-- Start Dataset entries --

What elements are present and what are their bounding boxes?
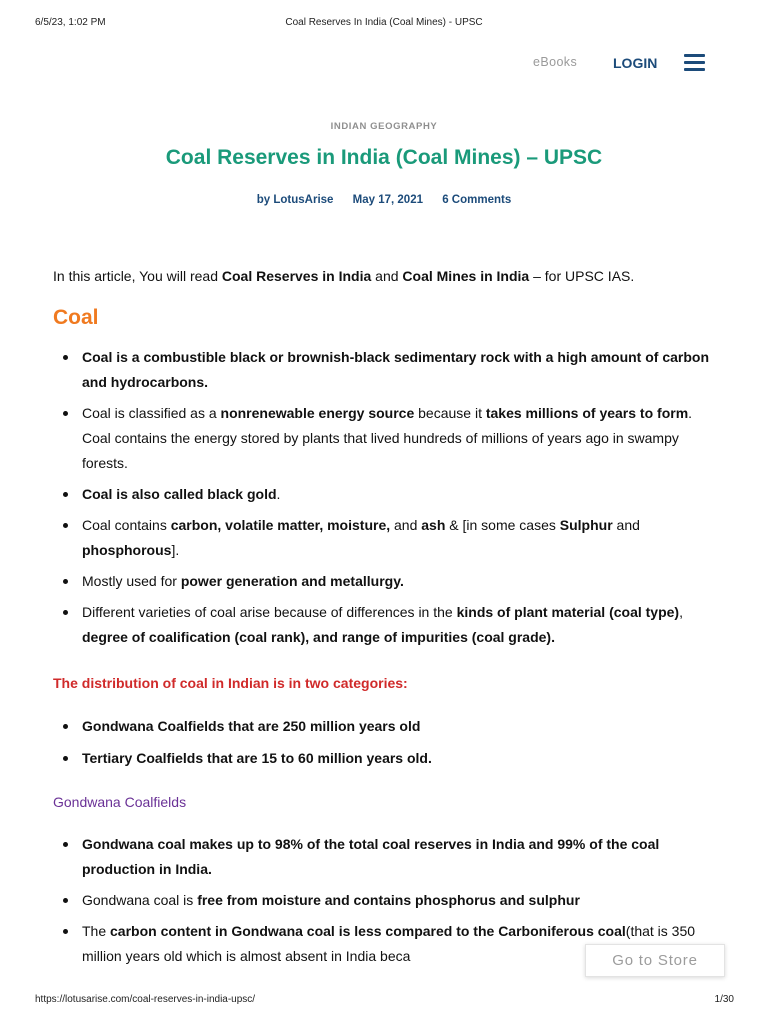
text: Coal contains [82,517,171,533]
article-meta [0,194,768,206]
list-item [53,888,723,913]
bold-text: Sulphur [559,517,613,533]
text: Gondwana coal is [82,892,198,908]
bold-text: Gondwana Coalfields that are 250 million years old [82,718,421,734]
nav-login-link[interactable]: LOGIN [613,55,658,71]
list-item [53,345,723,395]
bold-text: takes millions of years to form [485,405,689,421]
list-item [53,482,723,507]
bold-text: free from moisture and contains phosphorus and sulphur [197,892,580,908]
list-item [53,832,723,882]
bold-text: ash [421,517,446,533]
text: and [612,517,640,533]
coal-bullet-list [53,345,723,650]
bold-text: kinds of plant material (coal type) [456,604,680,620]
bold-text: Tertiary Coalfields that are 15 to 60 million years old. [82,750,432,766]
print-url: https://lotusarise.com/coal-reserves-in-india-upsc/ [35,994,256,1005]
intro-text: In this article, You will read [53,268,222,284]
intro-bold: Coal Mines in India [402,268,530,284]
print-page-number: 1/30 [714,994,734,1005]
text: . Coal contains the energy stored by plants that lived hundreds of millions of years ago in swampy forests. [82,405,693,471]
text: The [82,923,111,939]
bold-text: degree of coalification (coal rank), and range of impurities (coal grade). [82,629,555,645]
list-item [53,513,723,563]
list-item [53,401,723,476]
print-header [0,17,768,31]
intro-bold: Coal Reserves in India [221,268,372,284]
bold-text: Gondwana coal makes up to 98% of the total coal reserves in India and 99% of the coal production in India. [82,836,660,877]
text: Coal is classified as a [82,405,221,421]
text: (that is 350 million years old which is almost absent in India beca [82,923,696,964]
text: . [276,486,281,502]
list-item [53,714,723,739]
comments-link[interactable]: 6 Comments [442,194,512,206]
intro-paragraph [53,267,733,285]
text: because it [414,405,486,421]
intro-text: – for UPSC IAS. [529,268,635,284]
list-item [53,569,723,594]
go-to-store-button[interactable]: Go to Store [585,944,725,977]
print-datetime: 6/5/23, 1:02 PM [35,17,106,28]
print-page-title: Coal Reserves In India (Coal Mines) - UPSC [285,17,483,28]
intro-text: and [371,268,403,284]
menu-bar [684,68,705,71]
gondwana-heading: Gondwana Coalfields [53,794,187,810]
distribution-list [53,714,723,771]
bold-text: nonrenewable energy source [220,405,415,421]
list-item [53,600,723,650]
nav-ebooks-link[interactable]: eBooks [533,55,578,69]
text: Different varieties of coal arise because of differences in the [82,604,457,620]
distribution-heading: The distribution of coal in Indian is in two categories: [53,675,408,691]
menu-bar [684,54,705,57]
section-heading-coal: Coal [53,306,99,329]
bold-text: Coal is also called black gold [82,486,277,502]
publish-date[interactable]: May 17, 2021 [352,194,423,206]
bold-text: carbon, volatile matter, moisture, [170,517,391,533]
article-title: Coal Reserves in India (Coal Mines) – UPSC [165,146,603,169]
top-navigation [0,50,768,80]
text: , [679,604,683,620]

-- End Dataset entries --

- [Work to do]: How many lines in the records above contain the string "interactable"? Reply with the number alone.

- [Output]: 5